## WHAT YOU SHOULD DO
When you set down the entries, keep every word exactly as it is but drop the pictures.

## MATERIAL PROVIDED
______
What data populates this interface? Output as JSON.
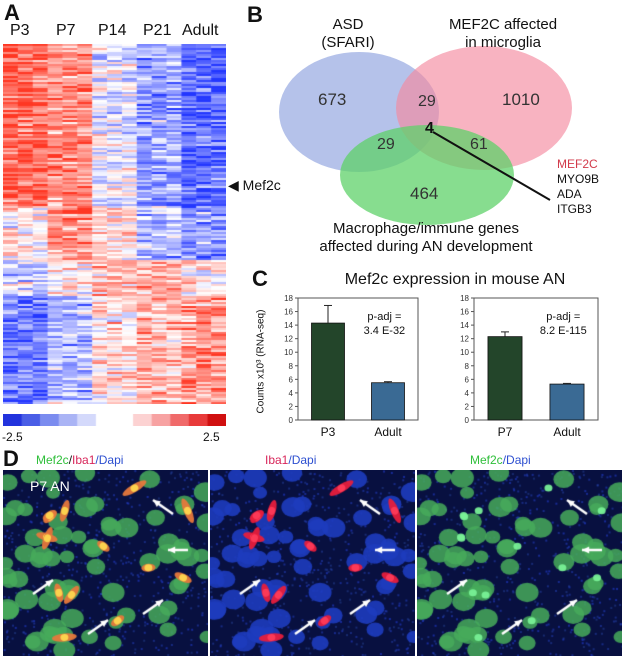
{
  "panelA": {
    "label": "A",
    "columns": [
      "P3",
      "P7",
      "P14",
      "P21",
      "Adult"
    ],
    "marker": "Mef2c",
    "scale_min": "-2.5",
    "scale_max": "2.5",
    "colors": {
      "low": "#2233dd",
      "mid": "#ffffff",
      "high": "#e02020"
    }
  },
  "panelB": {
    "label": "B",
    "set_asd": "ASD\n(SFARI)",
    "set_mef2c": "MEF2C affected\nin microglia",
    "set_macro": "Macrophage/immune genes\naffected during AN development",
    "counts": {
      "asd_only": "673",
      "asd_mef2c": "29",
      "mef2c_only": "1010",
      "asd_macro": "29",
      "center": "4",
      "mef2c_macro": "61",
      "macro_only": "464"
    },
    "genes": [
      "MEF2C",
      "MYO9B",
      "ADA",
      "ITGB3"
    ],
    "colors": {
      "asd": "#8da2df",
      "mef2c": "#f48aa0",
      "macro": "#5fd26a"
    }
  },
  "panelC": {
    "label": "C",
    "title": "Mef2c expression in mouse AN",
    "ylabel": "Counts x10³ (RNA-seq)"
  },
  "chart_data": [
    {
      "type": "bar",
      "categories": [
        "P3",
        "Adult"
      ],
      "values": [
        14.3,
        5.5
      ],
      "errors": [
        2.6,
        0.15
      ],
      "ylim": [
        0,
        18
      ],
      "yticks": [
        0,
        2,
        4,
        6,
        8,
        10,
        12,
        14,
        16,
        18
      ],
      "annotation": "p-adj =\n3.4 E-32",
      "colors": [
        "#23452a",
        "#3a6a94"
      ]
    },
    {
      "type": "bar",
      "categories": [
        "P7",
        "Adult"
      ],
      "values": [
        12.3,
        5.3
      ],
      "errors": [
        0.7,
        0.1
      ],
      "ylim": [
        0,
        18
      ],
      "yticks": [
        0,
        2,
        4,
        6,
        8,
        10,
        12,
        14,
        16,
        18
      ],
      "annotation": "p-adj =\n8.2 E-115",
      "colors": [
        "#23452a",
        "#3a6a94"
      ]
    }
  ],
  "panelD": {
    "label": "D",
    "titles": [
      [
        {
          "t": "Mef2c",
          "c": "green"
        },
        {
          "t": "/",
          "c": "black"
        },
        {
          "t": "Iba1",
          "c": "red"
        },
        {
          "t": "/Dapi",
          "c": "blue"
        }
      ],
      [
        {
          "t": "Iba1",
          "c": "red"
        },
        {
          "t": "/Dapi",
          "c": "blue"
        }
      ],
      [
        {
          "t": "Mef2c",
          "c": "green"
        },
        {
          "t": "/Dapi",
          "c": "blue"
        }
      ]
    ],
    "inset_label": "P7 AN"
  }
}
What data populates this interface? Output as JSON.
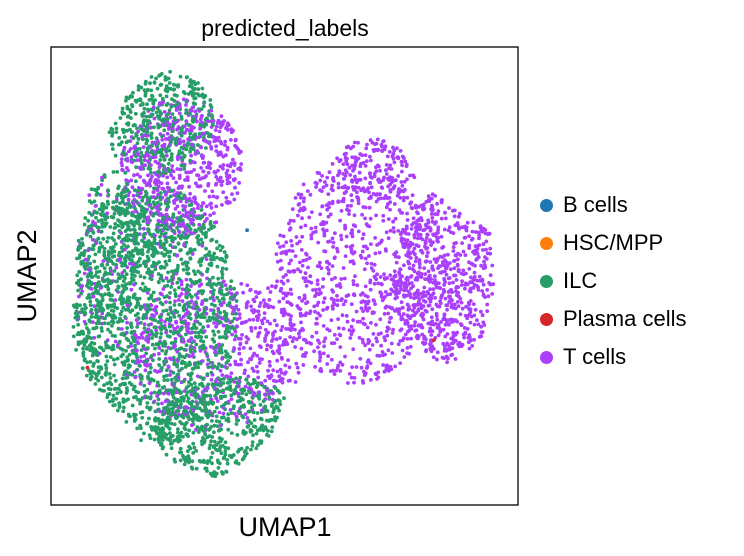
{
  "chart_data": {
    "type": "scatter",
    "title": "predicted_labels",
    "xlabel": "UMAP1",
    "ylabel": "UMAP2",
    "xlim": [
      0,
      10
    ],
    "ylim": [
      0,
      10
    ],
    "grid": false,
    "ticks": false,
    "legend_position": "right",
    "series": [
      {
        "name": "B cells",
        "color": "#1f77b4",
        "points": [
          [
            4.2,
            6.0
          ]
        ]
      },
      {
        "name": "HSC/MPP",
        "color": "#ff7f0e",
        "points": []
      },
      {
        "name": "ILC",
        "color": "#279e68",
        "regions": [
          {
            "cx": 2.1,
            "cy": 4.2,
            "rx": 1.9,
            "ry": 2.8,
            "n": 1500
          },
          {
            "cx": 2.3,
            "cy": 8.4,
            "rx": 1.2,
            "ry": 1.2,
            "n": 420
          },
          {
            "cx": 3.8,
            "cy": 1.7,
            "rx": 1.6,
            "ry": 1.1,
            "n": 520
          },
          {
            "cx": 1.4,
            "cy": 5.7,
            "rx": 0.9,
            "ry": 1.6,
            "n": 260
          }
        ]
      },
      {
        "name": "Plasma cells",
        "color": "#d62728",
        "points": [
          [
            0.78,
            3.0
          ],
          [
            8.2,
            3.6
          ]
        ]
      },
      {
        "name": "T cells",
        "color": "#aa40fc",
        "regions": [
          {
            "cx": 6.5,
            "cy": 5.1,
            "rx": 1.7,
            "ry": 2.5,
            "n": 750
          },
          {
            "cx": 8.6,
            "cy": 5.0,
            "rx": 1.3,
            "ry": 1.9,
            "n": 650
          },
          {
            "cx": 6.9,
            "cy": 7.3,
            "rx": 0.9,
            "ry": 0.7,
            "n": 160
          },
          {
            "cx": 2.8,
            "cy": 7.4,
            "rx": 1.3,
            "ry": 1.5,
            "n": 520
          },
          {
            "cx": 3.4,
            "cy": 3.3,
            "rx": 1.7,
            "ry": 1.7,
            "n": 380
          },
          {
            "cx": 1.9,
            "cy": 5.2,
            "rx": 1.5,
            "ry": 2.4,
            "n": 230
          },
          {
            "cx": 4.7,
            "cy": 3.5,
            "rx": 0.8,
            "ry": 1.3,
            "n": 130
          }
        ]
      }
    ]
  }
}
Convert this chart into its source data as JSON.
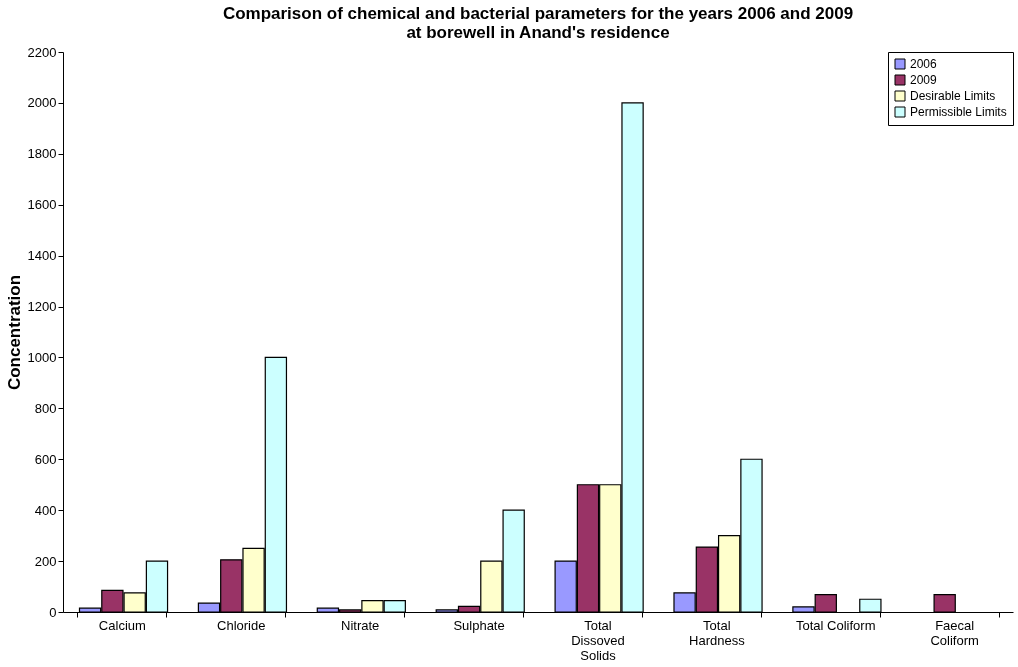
{
  "chart_data": {
    "type": "bar",
    "title": [
      "Comparison of chemical and bacterial parameters for the years 2006 and 2009",
      "at borewell in Anand's residence"
    ],
    "ylabel": "Concentration",
    "categories": [
      "Calcium",
      "Chloride",
      "Nitrate",
      "Sulphate",
      "Total\nDissoved\nSolids",
      "Total\nHardness",
      "Total Coliform",
      "Faecal\nColiform"
    ],
    "series": [
      {
        "name": "2006",
        "color": "#9999ff",
        "values": [
          15,
          35,
          15,
          8,
          200,
          75,
          20,
          null
        ]
      },
      {
        "name": "2009",
        "color": "#993366",
        "values": [
          85,
          205,
          8,
          22,
          500,
          255,
          68,
          68
        ]
      },
      {
        "name": "Desirable Limits",
        "color": "#ffffcc",
        "values": [
          75,
          250,
          45,
          200,
          500,
          300,
          null,
          null
        ]
      },
      {
        "name": "Permissible Limits",
        "color": "#ccffff",
        "values": [
          200,
          1000,
          45,
          400,
          2000,
          600,
          50,
          null
        ]
      }
    ],
    "ylim": [
      0,
      2200
    ],
    "yticks": [
      0,
      200,
      400,
      600,
      800,
      1000,
      1200,
      1400,
      1600,
      1800,
      2000,
      2200
    ],
    "grid": false,
    "legend": "top right"
  }
}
______
## EXERCISE RESPONSE
What data populates this interface? Output as JSON.
{
  "panelA": {
    "label": "A",
    "columns": [
      "P3",
      "P7",
      "P14",
      "P21",
      "Adult"
    ],
    "marker": "Mef2c",
    "scale_min": "-2.5",
    "scale_max": "2.5",
    "colors": {
      "low": "#2233dd",
      "mid": "#ffffff",
      "high": "#e02020"
    }
  },
  "panelB": {
    "label": "B",
    "set_asd": "ASD\n(SFARI)",
    "set_mef2c": "MEF2C affected\nin microglia",
    "set_macro": "Macrophage/immune genes\naffected during AN development",
    "counts": {
      "asd_only": "673",
      "asd_mef2c": "29",
      "mef2c_only": "1010",
      "asd_macro": "29",
      "center": "4",
      "mef2c_macro": "61",
      "macro_only": "464"
    },
    "genes": [
      "MEF2C",
      "MYO9B",
      "ADA",
      "ITGB3"
    ],
    "colors": {
      "asd": "#8da2df",
      "mef2c": "#f48aa0",
      "macro": "#5fd26a"
    }
  },
  "panelC": {
    "label": "C",
    "title": "Mef2c expression in mouse AN",
    "ylabel": "Counts x10³ (RNA-seq)"
  },
  "chart_data": [
    {
      "type": "bar",
      "categories": [
        "P3",
        "Adult"
      ],
      "values": [
        14.3,
        5.5
      ],
      "errors": [
        2.6,
        0.15
      ],
      "ylim": [
        0,
        18
      ],
      "yticks": [
        0,
        2,
        4,
        6,
        8,
        10,
        12,
        14,
        16,
        18
      ],
      "annotation": "p-adj =\n3.4 E-32",
      "colors": [
        "#23452a",
        "#3a6a94"
      ]
    },
    {
      "type": "bar",
      "categories": [
        "P7",
        "Adult"
      ],
      "values": [
        12.3,
        5.3
      ],
      "errors": [
        0.7,
        0.1
      ],
      "ylim": [
        0,
        18
      ],
      "yticks": [
        0,
        2,
        4,
        6,
        8,
        10,
        12,
        14,
        16,
        18
      ],
      "annotation": "p-adj =\n8.2 E-115",
      "colors": [
        "#23452a",
        "#3a6a94"
      ]
    }
  ],
  "panelD": {
    "label": "D",
    "titles": [
      [
        {
          "t": "Mef2c",
          "c": "green"
        },
        {
          "t": "/",
          "c": "black"
        },
        {
          "t": "Iba1",
          "c": "red"
        },
        {
          "t": "/Dapi",
          "c": "blue"
        }
      ],
      [
        {
          "t": "Iba1",
          "c": "red"
        },
        {
          "t": "/Dapi",
          "c": "blue"
        }
      ],
      [
        {
          "t": "Mef2c",
          "c": "green"
        },
        {
          "t": "/Dapi",
          "c": "blue"
        }
      ]
    ],
    "inset_label": "P7 AN"
  }
}
What data populates this interface? Output as JSON.
{
  "chart_data": {
    "type": "scatter",
    "title": "predicted_labels",
    "xlabel": "UMAP1",
    "ylabel": "UMAP2",
    "xlim": [
      0,
      10
    ],
    "ylim": [
      0,
      10
    ],
    "grid": false,
    "ticks": false,
    "legend_position": "right",
    "series": [
      {
        "name": "B cells",
        "color": "#1f77b4",
        "points": [
          [
            4.2,
            6.0
          ]
        ]
      },
      {
        "name": "HSC/MPP",
        "color": "#ff7f0e",
        "points": []
      },
      {
        "name": "ILC",
        "color": "#279e68",
        "regions": [
          {
            "cx": 2.1,
            "cy": 4.2,
            "rx": 1.9,
            "ry": 2.8,
            "n": 1500
          },
          {
            "cx": 2.3,
            "cy": 8.4,
            "rx": 1.2,
            "ry": 1.2,
            "n": 420
          },
          {
            "cx": 3.8,
            "cy": 1.7,
            "rx": 1.6,
            "ry": 1.1,
            "n": 520
          },
          {
            "cx": 1.4,
            "cy": 5.7,
            "rx": 0.9,
            "ry": 1.6,
            "n": 260
          }
        ]
      },
      {
        "name": "Plasma cells",
        "color": "#d62728",
        "points": [
          [
            0.78,
            3.0
          ],
          [
            8.2,
            3.6
          ]
        ]
      },
      {
        "name": "T cells",
        "color": "#aa40fc",
        "regions": [
          {
            "cx": 6.5,
            "cy": 5.1,
            "rx": 1.7,
            "ry": 2.5,
            "n": 750
          },
          {
            "cx": 8.6,
            "cy": 5.0,
            "rx": 1.3,
            "ry": 1.9,
            "n": 650
          },
          {
            "cx": 6.9,
            "cy": 7.3,
            "rx": 0.9,
            "ry": 0.7,
            "n": 160
          },
          {
            "cx": 2.8,
            "cy": 7.4,
            "rx": 1.3,
            "ry": 1.5,
            "n": 520
          },
          {
            "cx": 3.4,
            "cy": 3.3,
            "rx": 1.7,
            "ry": 1.7,
            "n": 380
          },
          {
            "cx": 1.9,
            "cy": 5.2,
            "rx": 1.5,
            "ry": 2.4,
            "n": 230
          },
          {
            "cx": 4.7,
            "cy": 3.5,
            "rx": 0.8,
            "ry": 1.3,
            "n": 130
          }
        ]
      }
    ]
  }
}
Convert this chart into its source data as JSON.
{
  "chart_data": {
    "type": "bar",
    "title": [
      "Comparison of chemical and bacterial parameters for the years 2006 and 2009",
      "at borewell in Anand's residence"
    ],
    "ylabel": "Concentration",
    "categories": [
      "Calcium",
      "Chloride",
      "Nitrate",
      "Sulphate",
      "Total\nDissoved\nSolids",
      "Total\nHardness",
      "Total Coliform",
      "Faecal\nColiform"
    ],
    "series": [
      {
        "name": "2006",
        "color": "#9999ff",
        "values": [
          15,
          35,
          15,
          8,
          200,
          75,
          20,
          null
        ]
      },
      {
        "name": "2009",
        "color": "#993366",
        "values": [
          85,
          205,
          8,
          22,
          500,
          255,
          68,
          68
        ]
      },
      {
        "name": "Desirable Limits",
        "color": "#ffffcc",
        "values": [
          75,
          250,
          45,
          200,
          500,
          300,
          null,
          null
        ]
      },
      {
        "name": "Permissible Limits",
        "color": "#ccffff",
        "values": [
          200,
          1000,
          45,
          400,
          2000,
          600,
          50,
          null
        ]
      }
    ],
    "ylim": [
      0,
      2200
    ],
    "yticks": [
      0,
      200,
      400,
      600,
      800,
      1000,
      1200,
      1400,
      1600,
      1800,
      2000,
      2200
    ],
    "grid": false,
    "legend": "top right"
  }
}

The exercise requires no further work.